What to do —
Go through the records and extract every line with the word "lands".

Dataset records —
┌──

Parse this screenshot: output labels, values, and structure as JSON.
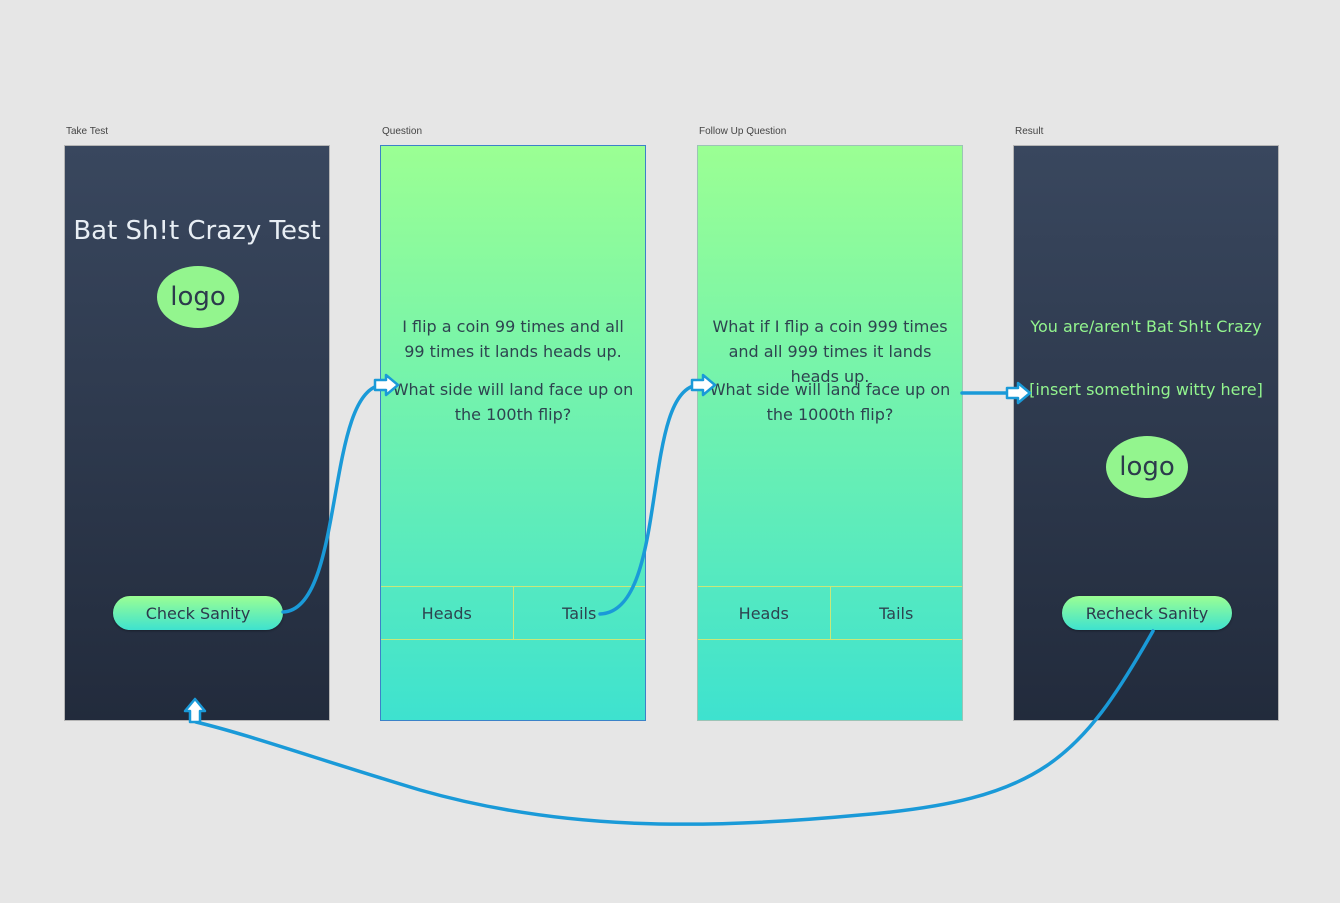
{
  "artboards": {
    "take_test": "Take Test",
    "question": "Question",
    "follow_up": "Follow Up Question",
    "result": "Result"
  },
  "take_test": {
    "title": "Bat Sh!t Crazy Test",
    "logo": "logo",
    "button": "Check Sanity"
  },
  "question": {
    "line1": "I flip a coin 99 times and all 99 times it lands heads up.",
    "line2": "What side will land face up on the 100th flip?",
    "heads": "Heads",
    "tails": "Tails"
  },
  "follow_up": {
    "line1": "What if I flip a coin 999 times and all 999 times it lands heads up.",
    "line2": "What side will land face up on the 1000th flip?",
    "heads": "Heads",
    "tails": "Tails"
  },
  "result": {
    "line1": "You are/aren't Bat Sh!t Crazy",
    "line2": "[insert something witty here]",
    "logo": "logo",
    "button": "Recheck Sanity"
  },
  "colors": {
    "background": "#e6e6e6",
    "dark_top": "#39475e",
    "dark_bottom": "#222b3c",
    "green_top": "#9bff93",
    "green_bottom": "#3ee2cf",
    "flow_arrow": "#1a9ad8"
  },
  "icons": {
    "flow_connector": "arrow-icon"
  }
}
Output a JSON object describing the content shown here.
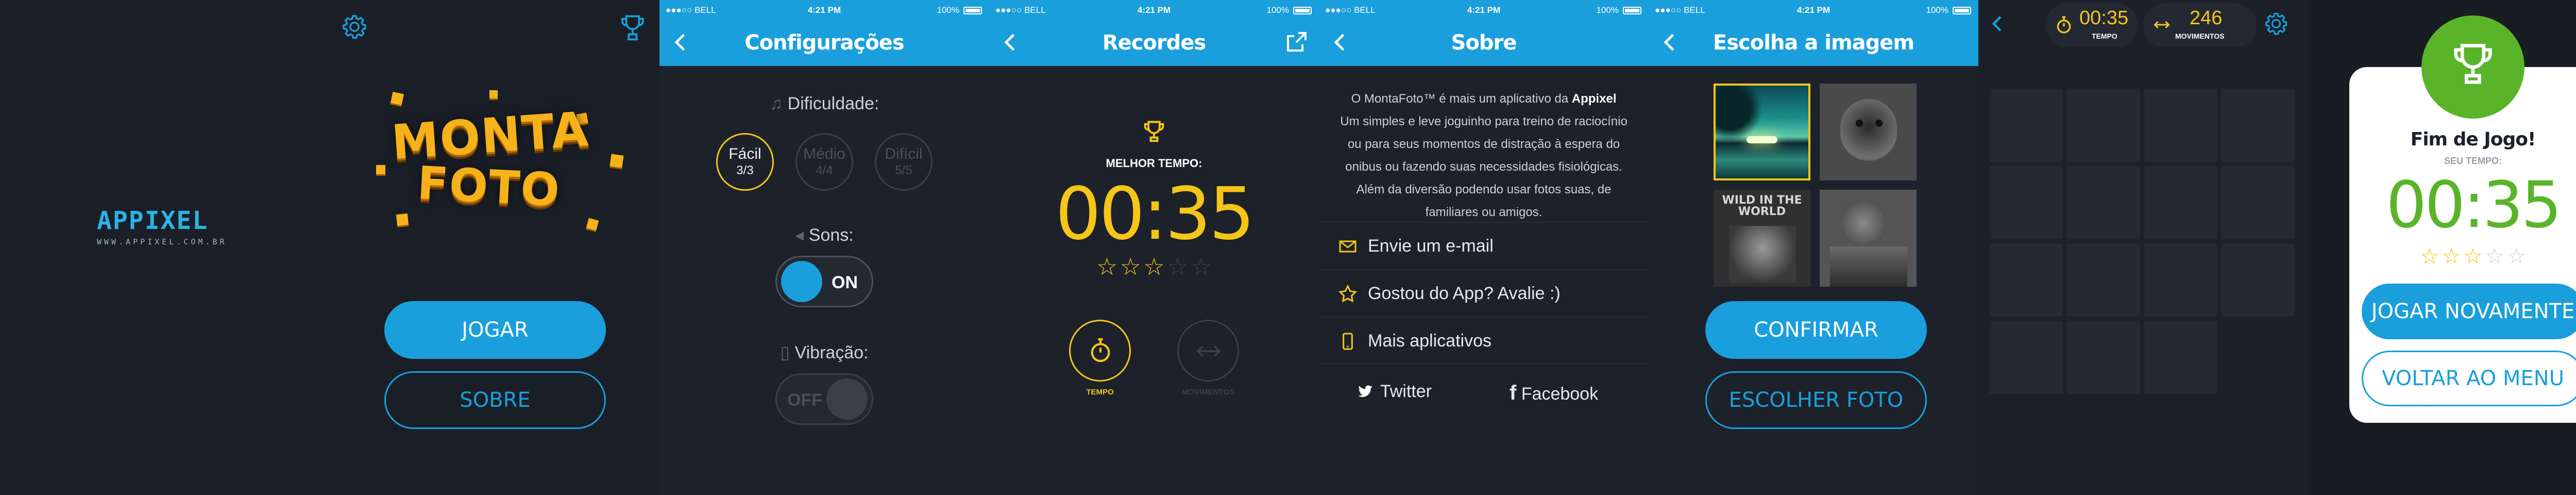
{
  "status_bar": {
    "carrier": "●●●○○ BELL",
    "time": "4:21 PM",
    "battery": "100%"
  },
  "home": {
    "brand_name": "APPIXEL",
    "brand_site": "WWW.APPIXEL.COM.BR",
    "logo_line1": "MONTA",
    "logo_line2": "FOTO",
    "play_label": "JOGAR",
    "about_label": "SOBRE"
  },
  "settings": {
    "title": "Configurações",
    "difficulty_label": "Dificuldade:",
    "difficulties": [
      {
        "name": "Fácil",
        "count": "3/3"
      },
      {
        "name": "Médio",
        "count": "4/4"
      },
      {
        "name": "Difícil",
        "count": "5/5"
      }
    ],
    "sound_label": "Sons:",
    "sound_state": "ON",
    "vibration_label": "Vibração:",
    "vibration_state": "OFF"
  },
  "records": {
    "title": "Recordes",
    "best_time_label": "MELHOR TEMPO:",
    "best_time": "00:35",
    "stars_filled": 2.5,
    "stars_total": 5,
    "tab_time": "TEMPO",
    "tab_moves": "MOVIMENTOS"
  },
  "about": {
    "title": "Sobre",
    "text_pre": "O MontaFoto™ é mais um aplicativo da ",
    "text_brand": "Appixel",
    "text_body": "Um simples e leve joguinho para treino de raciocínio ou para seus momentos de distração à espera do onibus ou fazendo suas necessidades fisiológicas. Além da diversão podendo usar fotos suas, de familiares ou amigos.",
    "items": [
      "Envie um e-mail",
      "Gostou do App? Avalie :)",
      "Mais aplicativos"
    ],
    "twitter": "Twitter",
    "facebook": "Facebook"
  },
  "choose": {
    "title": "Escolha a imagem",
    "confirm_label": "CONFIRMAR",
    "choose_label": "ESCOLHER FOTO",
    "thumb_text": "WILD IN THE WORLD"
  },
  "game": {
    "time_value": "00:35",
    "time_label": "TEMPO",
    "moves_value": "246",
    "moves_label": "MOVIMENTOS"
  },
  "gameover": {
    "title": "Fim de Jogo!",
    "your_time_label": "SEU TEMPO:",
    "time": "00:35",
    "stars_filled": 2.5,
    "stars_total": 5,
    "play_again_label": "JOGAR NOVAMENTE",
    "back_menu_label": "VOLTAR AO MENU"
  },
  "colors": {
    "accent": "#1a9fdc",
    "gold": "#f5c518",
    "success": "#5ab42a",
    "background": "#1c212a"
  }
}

└──
┌──

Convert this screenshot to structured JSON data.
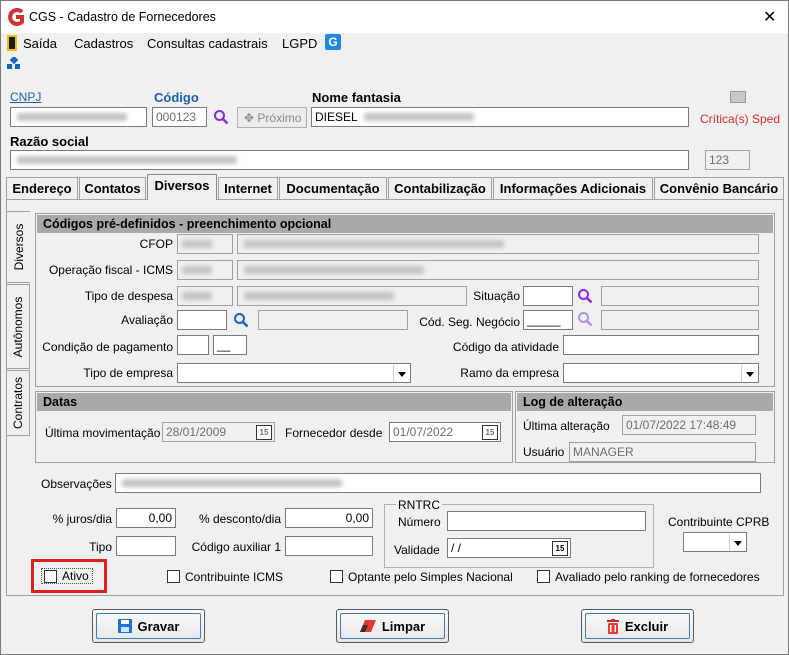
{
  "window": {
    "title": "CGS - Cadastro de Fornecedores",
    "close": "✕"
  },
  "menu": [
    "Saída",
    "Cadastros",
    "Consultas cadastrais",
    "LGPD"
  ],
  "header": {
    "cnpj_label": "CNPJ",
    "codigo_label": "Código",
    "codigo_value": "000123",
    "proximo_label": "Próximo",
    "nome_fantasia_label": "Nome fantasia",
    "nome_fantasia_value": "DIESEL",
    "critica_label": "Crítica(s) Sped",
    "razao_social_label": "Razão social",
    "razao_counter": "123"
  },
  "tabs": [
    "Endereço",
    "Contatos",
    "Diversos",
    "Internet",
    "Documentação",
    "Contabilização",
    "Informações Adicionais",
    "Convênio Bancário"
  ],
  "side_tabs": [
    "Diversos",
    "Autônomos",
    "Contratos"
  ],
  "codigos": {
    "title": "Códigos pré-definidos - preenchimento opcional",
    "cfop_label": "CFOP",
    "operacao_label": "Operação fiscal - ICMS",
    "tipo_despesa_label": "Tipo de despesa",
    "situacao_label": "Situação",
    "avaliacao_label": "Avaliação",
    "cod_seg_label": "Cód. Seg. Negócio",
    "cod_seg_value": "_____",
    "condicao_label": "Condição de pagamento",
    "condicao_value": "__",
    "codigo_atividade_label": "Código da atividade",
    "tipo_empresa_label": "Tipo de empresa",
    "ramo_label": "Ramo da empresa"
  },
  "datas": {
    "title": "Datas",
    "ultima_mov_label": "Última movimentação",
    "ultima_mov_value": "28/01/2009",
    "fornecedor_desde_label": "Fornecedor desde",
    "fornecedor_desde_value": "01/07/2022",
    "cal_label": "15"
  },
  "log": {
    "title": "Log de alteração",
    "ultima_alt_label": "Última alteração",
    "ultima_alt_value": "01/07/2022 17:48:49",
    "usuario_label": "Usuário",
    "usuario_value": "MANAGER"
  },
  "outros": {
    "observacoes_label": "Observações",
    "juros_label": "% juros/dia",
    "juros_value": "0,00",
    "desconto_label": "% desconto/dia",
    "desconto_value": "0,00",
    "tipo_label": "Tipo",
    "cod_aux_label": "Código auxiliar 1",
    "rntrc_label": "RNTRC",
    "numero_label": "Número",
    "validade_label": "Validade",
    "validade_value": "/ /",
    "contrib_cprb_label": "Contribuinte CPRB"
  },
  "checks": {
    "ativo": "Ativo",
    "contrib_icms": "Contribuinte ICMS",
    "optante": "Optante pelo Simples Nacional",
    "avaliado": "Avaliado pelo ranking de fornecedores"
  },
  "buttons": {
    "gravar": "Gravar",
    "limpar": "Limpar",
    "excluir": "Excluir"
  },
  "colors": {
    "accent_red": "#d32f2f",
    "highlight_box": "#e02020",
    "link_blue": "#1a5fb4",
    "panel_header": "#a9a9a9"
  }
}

└──

The reply —
    "line1": "I flip a coin 99 times and all 99 times it lands heads up.",
    "line1": "What if I flip a coin 999 times and all 999 times it lands heads up.",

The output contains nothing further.